DATASET EXTRACT:
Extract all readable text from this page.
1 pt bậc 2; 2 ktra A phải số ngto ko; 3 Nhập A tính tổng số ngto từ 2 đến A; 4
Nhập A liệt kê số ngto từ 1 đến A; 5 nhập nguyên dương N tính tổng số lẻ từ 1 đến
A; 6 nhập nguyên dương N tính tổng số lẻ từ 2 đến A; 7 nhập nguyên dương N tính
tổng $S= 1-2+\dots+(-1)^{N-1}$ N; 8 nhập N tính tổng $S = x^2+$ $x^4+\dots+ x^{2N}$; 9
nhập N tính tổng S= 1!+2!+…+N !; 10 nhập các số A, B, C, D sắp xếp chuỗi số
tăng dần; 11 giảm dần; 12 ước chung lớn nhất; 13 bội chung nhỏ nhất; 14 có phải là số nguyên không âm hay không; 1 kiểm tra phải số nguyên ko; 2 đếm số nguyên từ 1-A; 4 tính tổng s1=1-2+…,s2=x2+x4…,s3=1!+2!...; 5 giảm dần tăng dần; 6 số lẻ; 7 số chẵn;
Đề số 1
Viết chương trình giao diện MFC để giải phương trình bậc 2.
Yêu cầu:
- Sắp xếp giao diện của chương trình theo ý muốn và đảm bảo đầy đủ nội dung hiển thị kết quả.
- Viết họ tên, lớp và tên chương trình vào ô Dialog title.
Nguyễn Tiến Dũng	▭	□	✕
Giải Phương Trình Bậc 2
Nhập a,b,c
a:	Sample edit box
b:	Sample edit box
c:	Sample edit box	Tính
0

WHAT IS NEEDED:
List each line of the records that holds the string "Sample".

COMPLETE OUTPUT:
a:	Sample edit box
b:	Sample edit box
c:	Sample edit box	Tính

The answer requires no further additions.